** Directions **
Each line that contains the word "values" counts once; give the total for the records below and nothing else.

═══

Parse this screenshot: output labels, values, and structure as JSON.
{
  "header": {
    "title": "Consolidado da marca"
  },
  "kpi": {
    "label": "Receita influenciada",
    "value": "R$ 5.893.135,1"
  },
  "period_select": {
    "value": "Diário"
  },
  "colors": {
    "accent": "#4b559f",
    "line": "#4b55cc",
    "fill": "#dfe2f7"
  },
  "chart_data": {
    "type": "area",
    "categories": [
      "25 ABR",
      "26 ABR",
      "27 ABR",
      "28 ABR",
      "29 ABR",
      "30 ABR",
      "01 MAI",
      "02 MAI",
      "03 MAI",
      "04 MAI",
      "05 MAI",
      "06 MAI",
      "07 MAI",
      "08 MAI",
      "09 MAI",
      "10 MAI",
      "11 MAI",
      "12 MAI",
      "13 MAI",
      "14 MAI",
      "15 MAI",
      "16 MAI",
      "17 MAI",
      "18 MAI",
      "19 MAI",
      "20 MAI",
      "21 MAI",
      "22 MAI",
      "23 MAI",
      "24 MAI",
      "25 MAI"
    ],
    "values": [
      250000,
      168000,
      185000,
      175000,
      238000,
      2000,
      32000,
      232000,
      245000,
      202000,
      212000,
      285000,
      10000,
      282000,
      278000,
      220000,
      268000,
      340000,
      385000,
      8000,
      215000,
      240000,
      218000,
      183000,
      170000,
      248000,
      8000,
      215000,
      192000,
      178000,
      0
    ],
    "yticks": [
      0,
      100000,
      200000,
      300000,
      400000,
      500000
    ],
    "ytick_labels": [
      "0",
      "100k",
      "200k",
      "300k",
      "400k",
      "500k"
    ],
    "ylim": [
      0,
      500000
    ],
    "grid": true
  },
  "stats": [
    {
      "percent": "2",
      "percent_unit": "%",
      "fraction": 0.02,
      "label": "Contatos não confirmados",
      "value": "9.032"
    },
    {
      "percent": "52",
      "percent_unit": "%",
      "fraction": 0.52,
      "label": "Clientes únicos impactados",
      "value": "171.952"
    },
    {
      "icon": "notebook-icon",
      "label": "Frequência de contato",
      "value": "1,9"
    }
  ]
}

═══

** Task answer **
2